TASK A: Copy the listing verbatim from the line containing "Segment this screenshot: for" through the line containing "Text: 33%: 33% xyxy=(119,127,217,174)", including both of those lines, and omit the pictures.
begin SOURCE EXCERPT
# ZWILLING J.A.HENCKELS Traditional vs Pro



## CrazyClown (Nov 23, 2016)

Hi, 

I am new here. I am 29 yrs old home cook. I use knives here and there. I am considering the following purchase:

ZWILLING J.A.HENCKELS Traditional 7 piece block set made is Spain for 200$ Cad which comes with 8 steak knifes

ZWILLING J.A.HENCKELS Pro 6 piece block set made in germany for 330$ cad

What are your recommendations? Your help would be greatly appreciated. Thank you.


----------



## chinacats (Nov 23, 2016)

Welcome! 

If you must choose the Henckels I would suggest the ones made in Germany as they have traditionally been of a higher quality than those made in Spain which are a higher quality than those made in China...I do believe they also have some knives made in Japan which I would suggest may be even better. Perhaps Richard will chime in as he seems to have a good grasp of these particular lines. My suggestion would be to buy a Japanese gyuto in which case I would suggest filling out the 'which knife should I buy questionnaire'. I would not buy a set under any circumstances as this is how companies generally unload all their knives that aren't particularly useful.

Cheers


----------



## K813zra (Nov 23, 2016)

chinacats said:


> Welcome!
> 
> If you must choose the Henckels I would suggest the ones made in Germany as they have traditionally been of a higher quality than those made in Spain which are a higher quality than those made in China...I do believe they also have some knives made in Japan which I would suggest may be even better. Perhaps Richard will chime in as he seems to have a good grasp of these particular lines. My suggestion would be to buy a Japanese gyuto in which case I would suggest filling out the 'which knife should I buy questionnaire'. I would not buy a set under any circumstances as this is how companies generally unload all their knives that aren't particularly useful.
end SOURCE EXCERPT
begin INPUT
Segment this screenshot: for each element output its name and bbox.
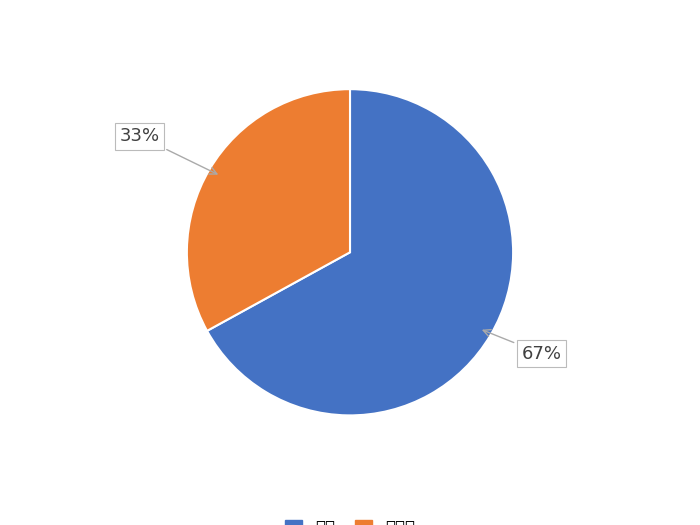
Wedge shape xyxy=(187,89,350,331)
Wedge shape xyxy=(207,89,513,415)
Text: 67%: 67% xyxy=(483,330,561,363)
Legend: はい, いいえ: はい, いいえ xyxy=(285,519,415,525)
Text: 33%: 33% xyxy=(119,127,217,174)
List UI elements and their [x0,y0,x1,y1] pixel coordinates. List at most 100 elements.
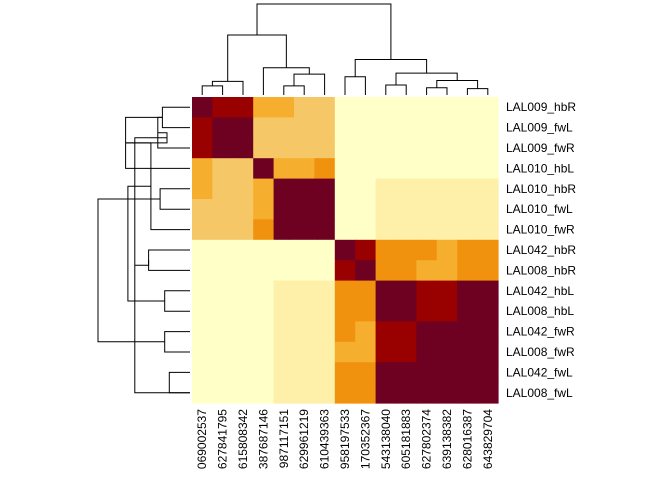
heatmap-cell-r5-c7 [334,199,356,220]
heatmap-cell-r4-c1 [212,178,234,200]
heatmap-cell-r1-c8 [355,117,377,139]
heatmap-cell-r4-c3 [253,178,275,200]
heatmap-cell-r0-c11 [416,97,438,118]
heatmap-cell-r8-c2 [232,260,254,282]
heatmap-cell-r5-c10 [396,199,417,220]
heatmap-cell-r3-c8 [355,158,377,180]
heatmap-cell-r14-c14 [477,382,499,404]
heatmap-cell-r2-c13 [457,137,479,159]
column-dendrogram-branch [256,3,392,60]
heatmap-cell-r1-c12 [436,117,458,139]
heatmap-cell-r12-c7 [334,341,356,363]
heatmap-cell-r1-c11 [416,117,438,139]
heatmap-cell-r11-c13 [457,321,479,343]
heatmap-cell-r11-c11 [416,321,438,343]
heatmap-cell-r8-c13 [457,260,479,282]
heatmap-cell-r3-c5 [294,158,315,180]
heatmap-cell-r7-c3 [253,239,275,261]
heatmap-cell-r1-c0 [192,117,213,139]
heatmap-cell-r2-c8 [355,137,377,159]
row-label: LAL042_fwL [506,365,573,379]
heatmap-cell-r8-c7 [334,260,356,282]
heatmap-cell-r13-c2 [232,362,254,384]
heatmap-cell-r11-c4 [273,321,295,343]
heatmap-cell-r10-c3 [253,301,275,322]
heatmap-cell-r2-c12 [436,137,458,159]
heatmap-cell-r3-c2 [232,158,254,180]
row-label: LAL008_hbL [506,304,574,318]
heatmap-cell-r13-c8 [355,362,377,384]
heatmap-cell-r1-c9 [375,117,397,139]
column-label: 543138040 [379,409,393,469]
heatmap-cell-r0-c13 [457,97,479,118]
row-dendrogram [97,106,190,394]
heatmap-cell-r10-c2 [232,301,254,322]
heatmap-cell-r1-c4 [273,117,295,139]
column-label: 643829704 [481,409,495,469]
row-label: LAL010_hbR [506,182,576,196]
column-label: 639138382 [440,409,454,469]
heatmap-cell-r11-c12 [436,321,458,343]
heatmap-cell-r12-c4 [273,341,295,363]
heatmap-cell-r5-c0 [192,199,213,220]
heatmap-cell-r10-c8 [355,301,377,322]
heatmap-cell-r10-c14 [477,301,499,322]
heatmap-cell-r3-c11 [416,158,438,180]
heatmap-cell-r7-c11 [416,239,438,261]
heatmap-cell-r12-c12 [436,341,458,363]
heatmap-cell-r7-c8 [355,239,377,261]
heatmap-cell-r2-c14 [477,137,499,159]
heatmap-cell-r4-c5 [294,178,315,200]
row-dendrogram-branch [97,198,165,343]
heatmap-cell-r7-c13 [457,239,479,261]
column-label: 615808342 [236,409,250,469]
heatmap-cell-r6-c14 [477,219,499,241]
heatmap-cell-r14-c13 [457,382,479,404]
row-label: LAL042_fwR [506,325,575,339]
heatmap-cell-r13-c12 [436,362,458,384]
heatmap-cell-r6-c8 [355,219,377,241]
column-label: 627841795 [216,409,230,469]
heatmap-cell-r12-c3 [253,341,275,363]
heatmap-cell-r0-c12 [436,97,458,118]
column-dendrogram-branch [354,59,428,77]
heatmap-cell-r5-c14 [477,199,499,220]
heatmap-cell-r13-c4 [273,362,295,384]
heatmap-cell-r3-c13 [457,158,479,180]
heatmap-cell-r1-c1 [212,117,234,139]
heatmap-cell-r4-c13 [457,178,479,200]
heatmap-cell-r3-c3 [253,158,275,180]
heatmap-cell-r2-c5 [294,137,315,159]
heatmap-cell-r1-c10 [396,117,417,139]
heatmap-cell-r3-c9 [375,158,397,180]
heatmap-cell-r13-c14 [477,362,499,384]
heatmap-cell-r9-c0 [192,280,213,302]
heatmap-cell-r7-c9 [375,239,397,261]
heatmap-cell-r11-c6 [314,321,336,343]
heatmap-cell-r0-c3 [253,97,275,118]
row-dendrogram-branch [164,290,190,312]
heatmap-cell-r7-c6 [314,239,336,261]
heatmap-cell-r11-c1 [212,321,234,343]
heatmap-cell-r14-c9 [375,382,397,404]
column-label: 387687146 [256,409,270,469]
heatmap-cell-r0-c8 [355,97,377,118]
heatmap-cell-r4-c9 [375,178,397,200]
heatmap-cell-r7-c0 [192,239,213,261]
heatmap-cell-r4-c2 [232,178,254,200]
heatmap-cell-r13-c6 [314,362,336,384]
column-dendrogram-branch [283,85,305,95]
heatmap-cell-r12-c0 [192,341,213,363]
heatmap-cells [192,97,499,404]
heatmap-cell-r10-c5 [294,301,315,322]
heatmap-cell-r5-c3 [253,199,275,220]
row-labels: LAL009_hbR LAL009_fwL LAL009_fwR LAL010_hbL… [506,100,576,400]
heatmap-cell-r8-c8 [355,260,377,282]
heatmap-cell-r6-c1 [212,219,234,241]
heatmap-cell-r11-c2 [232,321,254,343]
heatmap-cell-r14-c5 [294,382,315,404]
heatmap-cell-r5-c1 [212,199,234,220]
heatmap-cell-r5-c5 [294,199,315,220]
end INPUT
begin INPUT
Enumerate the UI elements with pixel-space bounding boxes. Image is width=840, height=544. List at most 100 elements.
end INPUT
TASK B: Carry on the forum thread comparing the Henckels knife sets from where it stops.

WRITTEN RESPONSE A:
Segment this screenshot: for each element output its name and bbox.
Wedge shape xyxy=(187,89,350,331)
Wedge shape xyxy=(207,89,513,415)
Text: 67%: 67% xyxy=(483,330,561,363)
Legend: はい, いいえ: はい, いいえ xyxy=(285,519,415,525)
Text: 33%: 33% xyxy=(119,127,217,174)

WRITTEN RESPONSE B:
> 
> Cheers



I agree, even if you stick with German or other Euro knives to buy them by part. I started with a block set some years back and of course I had to get the full block with a bunch of knives that I have never used. 

Then again, now I have nearly a dozen Gyutos that I don't always use...


----------



## Krassi (Nov 23, 2016)

Hi!

As Chinacats mentions. Dondt buy a Block with at least 4-5 Knifes that you will never use.
You will get 2 excellent Knifes for your budget and much better stuff than the ZWILLING J.A.HENCKELS .. I am living next to the city Solingen were the knifes are manufactured in germany and would never ever buy one of those again (also started with a Zwilling 5 Star Block).. read a bit about all the stuff that is mentioned here and then decide what you need and want. .. with your budget you will be in knife heaven if you never had good knifes before 

Seeya, daniel


----------



## bennyprofane (Nov 23, 2016)

A Zwilling block was what got me into good knives, I was so disappointed by it.


----------



## CrazyClown (Nov 23, 2016)

bennyprofane said:


> A Zwilling block was what got me into good knives, I was so disappointed by it.



Based on the feedback. I shouldn't buy a set. So I am filling this questionnaire out. 


LOCATION
What country are you in?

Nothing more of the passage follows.